DIRECTIONS FOR THIS TASK: Find the line that contains "What data populates" in the entries below. Output it and each later line exactly, and nothing else.

RECORDED INFORMATION:
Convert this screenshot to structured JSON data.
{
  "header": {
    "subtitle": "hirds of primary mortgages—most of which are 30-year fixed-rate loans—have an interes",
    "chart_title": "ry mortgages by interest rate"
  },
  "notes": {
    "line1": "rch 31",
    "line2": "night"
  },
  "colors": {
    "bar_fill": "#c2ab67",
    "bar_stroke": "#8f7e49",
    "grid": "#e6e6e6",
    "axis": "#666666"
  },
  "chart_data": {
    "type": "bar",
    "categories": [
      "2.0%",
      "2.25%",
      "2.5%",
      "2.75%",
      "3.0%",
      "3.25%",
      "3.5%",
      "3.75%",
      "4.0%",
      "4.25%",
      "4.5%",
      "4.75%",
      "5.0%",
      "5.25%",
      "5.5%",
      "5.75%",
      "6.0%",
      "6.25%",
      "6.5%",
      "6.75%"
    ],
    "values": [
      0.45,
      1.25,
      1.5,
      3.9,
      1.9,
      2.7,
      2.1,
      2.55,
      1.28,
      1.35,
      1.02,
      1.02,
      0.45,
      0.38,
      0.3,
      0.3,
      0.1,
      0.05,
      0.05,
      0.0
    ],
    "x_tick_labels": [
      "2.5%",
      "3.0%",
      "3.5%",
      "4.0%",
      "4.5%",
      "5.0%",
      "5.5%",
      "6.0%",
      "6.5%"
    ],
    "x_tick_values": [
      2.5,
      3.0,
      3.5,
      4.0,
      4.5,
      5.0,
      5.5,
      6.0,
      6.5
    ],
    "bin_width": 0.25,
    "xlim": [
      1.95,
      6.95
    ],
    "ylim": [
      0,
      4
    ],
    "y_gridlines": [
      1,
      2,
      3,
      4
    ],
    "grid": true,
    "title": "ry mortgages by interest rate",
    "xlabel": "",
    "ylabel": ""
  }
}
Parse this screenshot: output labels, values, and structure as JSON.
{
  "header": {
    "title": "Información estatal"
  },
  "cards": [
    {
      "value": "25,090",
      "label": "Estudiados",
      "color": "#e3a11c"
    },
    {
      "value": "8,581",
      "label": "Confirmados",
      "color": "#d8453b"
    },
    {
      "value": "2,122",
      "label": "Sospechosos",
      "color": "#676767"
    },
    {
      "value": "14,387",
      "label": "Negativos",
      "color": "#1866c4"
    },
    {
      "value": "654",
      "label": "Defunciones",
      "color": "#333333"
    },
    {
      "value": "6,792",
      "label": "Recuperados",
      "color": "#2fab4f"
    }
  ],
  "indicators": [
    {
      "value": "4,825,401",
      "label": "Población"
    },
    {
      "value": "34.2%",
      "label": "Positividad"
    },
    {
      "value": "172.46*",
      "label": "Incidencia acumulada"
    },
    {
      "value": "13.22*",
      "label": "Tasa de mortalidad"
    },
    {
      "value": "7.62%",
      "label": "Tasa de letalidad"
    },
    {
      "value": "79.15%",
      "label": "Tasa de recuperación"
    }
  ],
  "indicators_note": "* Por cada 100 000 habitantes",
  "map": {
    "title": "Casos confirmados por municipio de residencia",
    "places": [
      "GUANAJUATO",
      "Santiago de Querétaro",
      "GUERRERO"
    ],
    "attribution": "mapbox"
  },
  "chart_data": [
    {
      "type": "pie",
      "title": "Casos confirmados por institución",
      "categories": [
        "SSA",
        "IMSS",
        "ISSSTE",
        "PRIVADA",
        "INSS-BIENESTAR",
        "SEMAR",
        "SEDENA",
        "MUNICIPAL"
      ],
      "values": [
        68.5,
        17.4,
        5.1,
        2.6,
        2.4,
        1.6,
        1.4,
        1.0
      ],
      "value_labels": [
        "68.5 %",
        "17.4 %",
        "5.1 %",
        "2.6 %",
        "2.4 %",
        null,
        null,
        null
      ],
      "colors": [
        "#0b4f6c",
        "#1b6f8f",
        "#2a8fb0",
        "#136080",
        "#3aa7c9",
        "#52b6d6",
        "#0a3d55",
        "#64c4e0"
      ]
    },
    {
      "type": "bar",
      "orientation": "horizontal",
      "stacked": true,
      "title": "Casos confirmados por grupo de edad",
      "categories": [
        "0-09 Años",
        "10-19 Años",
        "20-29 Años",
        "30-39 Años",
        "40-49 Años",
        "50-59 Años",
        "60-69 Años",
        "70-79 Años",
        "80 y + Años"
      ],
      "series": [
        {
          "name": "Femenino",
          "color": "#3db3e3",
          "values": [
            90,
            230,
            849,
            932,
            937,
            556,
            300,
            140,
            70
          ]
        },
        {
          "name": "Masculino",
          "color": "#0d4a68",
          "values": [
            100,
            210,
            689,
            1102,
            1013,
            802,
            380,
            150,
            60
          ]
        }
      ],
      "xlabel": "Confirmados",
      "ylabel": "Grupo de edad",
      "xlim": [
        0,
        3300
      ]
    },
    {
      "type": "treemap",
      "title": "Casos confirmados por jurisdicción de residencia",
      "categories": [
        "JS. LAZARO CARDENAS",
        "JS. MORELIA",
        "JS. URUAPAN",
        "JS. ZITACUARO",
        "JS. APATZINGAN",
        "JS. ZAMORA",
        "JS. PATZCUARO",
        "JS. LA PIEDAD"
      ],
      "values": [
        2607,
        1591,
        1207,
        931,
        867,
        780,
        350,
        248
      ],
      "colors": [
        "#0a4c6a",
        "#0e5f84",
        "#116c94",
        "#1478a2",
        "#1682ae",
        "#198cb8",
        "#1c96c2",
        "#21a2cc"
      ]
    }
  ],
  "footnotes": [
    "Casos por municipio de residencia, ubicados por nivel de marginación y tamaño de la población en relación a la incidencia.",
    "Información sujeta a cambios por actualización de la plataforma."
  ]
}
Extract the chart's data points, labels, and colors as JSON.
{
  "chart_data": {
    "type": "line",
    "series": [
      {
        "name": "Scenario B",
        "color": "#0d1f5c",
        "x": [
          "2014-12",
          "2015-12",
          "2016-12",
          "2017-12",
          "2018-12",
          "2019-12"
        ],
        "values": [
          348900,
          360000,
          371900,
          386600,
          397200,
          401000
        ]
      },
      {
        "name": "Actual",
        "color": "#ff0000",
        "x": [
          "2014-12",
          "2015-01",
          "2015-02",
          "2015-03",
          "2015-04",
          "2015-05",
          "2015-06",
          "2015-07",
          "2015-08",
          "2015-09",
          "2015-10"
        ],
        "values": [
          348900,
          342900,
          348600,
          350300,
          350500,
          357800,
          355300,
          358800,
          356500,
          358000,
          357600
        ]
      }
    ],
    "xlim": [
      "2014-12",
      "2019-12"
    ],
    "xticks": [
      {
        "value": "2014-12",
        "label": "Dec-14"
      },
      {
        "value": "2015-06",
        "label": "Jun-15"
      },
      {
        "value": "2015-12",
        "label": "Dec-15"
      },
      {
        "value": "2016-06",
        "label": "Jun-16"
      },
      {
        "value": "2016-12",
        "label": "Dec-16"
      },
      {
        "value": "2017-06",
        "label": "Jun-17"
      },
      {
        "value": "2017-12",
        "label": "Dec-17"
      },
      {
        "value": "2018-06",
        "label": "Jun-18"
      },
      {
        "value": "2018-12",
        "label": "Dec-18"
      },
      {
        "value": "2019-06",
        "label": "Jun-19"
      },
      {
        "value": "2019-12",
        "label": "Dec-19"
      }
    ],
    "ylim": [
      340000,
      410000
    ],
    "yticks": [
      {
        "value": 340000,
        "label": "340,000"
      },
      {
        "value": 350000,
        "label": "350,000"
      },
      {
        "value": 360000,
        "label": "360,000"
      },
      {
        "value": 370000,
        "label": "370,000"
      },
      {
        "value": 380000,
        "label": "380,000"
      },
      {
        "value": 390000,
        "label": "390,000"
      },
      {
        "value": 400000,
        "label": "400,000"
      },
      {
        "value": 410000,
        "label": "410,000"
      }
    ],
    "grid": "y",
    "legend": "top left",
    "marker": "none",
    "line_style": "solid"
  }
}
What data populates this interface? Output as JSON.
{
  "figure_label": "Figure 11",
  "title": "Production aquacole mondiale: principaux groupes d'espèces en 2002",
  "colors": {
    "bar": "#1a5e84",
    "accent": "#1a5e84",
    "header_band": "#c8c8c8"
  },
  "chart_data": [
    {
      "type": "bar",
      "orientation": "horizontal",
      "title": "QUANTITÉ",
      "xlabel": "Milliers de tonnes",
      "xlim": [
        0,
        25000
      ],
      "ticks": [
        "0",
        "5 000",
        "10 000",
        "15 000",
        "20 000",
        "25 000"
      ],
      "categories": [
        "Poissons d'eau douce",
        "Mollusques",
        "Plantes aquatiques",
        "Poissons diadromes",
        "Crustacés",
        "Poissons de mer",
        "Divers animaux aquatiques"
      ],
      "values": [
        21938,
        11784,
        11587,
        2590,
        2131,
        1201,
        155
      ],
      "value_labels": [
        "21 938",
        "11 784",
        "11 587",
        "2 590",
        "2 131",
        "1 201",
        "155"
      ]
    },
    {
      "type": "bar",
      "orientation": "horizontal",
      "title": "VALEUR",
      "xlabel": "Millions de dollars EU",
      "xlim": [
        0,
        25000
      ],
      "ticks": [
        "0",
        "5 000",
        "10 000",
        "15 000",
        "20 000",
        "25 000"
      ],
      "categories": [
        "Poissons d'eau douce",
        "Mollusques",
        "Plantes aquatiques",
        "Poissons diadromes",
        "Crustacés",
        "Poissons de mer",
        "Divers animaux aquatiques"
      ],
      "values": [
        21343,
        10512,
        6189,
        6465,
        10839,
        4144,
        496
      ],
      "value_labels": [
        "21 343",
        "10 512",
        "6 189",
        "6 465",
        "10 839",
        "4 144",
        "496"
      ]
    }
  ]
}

FULL ANSWER:
What data populates this interface? Output as JSON.
{
  "figure_label": "Figure 11",
  "title": "Production aquacole mondiale: principaux groupes d'espèces en 2002",
  "colors": {
    "bar": "#1a5e84",
    "accent": "#1a5e84",
    "header_band": "#c8c8c8"
  },
  "chart_data": [
    {
      "type": "bar",
      "orientation": "horizontal",
      "title": "QUANTITÉ",
      "xlabel": "Milliers de tonnes",
      "xlim": [
        0,
        25000
      ],
      "ticks": [
        "0",
        "5 000",
        "10 000",
        "15 000",
        "20 000",
        "25 000"
      ],
      "categories": [
        "Poissons d'eau douce",
        "Mollusques",
        "Plantes aquatiques",
        "Poissons diadromes",
        "Crustacés",
        "Poissons de mer",
        "Divers animaux aquatiques"
      ],
      "values": [
        21938,
        11784,
        11587,
        2590,
        2131,
        1201,
        155
      ],
      "value_labels": [
        "21 938",
        "11 784",
        "11 587",
        "2 590",
        "2 131",
        "1 201",
        "155"
      ]
    },
    {
      "type": "bar",
      "orientation": "horizontal",
      "title": "VALEUR",
      "xlabel": "Millions de dollars EU",
      "xlim": [
        0,
        25000
      ],
      "ticks": [
        "0",
        "5 000",
        "10 000",
        "15 000",
        "20 000",
        "25 000"
      ],
      "categories": [
        "Poissons d'eau douce",
        "Mollusques",
        "Plantes aquatiques",
        "Poissons diadromes",
        "Crustacés",
        "Poissons de mer",
        "Divers animaux aquatiques"
      ],
      "values": [
        21343,
        10512,
        6189,
        6465,
        10839,
        4144,
        496
      ],
      "value_labels": [
        "21 343",
        "10 512",
        "6 189",
        "6 465",
        "10 839",
        "4 144",
        "496"
      ]
    }
  ]
}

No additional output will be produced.